* [TASK DIRECTIONS]: Report each line of the data below that contains the word "details".
++++
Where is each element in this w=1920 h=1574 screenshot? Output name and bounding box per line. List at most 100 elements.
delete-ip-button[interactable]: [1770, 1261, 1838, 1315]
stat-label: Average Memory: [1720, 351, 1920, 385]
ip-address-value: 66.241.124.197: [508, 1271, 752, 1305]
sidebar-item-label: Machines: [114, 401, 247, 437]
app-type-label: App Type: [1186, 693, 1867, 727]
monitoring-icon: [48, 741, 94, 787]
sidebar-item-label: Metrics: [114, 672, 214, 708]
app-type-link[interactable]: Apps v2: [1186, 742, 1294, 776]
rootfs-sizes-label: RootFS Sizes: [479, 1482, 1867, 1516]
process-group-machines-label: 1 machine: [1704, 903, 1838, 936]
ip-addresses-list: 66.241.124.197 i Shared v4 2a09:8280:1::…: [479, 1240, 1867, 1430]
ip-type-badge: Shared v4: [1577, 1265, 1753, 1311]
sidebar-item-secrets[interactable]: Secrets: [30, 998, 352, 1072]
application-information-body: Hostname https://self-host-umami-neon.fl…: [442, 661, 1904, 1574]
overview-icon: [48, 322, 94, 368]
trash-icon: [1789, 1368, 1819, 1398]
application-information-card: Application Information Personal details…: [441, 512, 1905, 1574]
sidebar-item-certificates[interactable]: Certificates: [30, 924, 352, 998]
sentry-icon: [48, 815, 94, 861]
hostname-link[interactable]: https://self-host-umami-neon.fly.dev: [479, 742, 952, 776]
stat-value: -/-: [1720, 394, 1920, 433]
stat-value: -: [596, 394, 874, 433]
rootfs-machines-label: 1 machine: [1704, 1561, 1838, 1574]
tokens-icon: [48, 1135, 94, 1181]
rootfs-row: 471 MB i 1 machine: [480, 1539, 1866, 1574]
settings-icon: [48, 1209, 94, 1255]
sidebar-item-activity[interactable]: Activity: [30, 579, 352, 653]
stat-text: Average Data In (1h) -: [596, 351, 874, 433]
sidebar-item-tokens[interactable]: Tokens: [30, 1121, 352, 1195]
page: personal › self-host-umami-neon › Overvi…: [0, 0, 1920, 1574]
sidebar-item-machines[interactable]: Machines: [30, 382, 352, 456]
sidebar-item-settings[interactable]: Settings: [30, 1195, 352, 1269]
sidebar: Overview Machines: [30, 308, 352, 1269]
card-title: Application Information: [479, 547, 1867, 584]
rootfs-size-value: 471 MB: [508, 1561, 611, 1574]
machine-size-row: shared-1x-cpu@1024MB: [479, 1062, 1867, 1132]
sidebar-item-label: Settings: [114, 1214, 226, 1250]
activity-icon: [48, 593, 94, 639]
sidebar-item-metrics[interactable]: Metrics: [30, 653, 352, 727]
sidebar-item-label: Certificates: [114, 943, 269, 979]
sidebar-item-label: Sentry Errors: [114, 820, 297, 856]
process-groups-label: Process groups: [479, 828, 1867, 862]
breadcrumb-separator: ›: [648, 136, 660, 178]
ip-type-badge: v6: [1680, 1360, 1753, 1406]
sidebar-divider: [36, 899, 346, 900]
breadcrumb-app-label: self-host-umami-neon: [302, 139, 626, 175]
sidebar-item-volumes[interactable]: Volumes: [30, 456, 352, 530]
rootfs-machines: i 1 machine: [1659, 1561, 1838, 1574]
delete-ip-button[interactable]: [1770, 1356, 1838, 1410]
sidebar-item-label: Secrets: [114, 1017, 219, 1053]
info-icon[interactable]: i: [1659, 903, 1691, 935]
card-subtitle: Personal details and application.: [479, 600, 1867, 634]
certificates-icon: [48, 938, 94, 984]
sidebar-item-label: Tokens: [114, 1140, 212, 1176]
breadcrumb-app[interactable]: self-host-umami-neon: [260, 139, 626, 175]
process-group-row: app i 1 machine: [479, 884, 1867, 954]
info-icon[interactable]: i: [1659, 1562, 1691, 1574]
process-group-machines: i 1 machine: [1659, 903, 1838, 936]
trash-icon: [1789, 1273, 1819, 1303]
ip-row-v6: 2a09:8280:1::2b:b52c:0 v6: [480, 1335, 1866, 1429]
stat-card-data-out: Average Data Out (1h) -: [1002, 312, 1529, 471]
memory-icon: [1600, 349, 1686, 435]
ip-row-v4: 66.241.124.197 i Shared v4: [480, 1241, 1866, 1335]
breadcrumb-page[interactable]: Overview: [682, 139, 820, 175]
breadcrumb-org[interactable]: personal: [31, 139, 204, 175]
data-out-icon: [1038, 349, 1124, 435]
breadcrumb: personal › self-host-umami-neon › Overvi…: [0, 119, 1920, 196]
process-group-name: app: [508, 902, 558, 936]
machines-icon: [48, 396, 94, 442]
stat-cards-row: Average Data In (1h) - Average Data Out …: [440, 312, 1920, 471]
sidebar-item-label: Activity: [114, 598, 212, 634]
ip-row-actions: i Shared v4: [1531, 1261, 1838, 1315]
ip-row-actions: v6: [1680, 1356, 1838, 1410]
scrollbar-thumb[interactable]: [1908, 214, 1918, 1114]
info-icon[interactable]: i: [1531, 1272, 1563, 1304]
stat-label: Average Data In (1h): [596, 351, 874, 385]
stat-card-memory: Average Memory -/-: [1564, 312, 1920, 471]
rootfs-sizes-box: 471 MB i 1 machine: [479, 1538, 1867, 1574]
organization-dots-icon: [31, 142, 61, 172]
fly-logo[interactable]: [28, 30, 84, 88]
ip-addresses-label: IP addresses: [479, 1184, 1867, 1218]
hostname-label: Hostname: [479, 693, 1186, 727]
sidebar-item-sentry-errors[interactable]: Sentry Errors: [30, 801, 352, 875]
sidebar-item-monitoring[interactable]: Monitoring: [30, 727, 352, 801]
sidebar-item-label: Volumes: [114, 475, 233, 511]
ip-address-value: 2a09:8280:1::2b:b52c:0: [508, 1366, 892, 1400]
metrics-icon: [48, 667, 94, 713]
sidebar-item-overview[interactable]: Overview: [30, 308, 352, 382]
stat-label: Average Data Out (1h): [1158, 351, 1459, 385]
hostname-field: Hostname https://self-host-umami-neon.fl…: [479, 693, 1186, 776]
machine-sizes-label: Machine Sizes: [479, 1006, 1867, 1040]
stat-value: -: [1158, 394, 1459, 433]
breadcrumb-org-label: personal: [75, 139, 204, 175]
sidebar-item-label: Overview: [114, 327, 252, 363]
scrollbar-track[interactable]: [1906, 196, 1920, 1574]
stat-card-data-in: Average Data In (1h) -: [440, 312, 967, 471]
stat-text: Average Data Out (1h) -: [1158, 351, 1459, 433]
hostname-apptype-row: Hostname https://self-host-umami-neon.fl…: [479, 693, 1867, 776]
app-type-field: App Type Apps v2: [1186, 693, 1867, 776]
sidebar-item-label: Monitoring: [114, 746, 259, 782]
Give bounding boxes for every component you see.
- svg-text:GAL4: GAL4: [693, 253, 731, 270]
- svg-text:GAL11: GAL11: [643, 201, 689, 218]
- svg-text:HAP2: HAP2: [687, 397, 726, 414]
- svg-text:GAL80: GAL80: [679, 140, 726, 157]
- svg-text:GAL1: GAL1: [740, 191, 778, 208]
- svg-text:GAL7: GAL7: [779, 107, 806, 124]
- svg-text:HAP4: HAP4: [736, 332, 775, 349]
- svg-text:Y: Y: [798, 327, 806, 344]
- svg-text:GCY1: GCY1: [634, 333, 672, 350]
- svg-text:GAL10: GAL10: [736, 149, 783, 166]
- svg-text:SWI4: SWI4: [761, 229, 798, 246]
++++
* [THE ANSWER]:
application-information-card: Application Information Personal details…: [441, 512, 1905, 1574]
card-subtitle: Personal details and application.: [479, 600, 1867, 634]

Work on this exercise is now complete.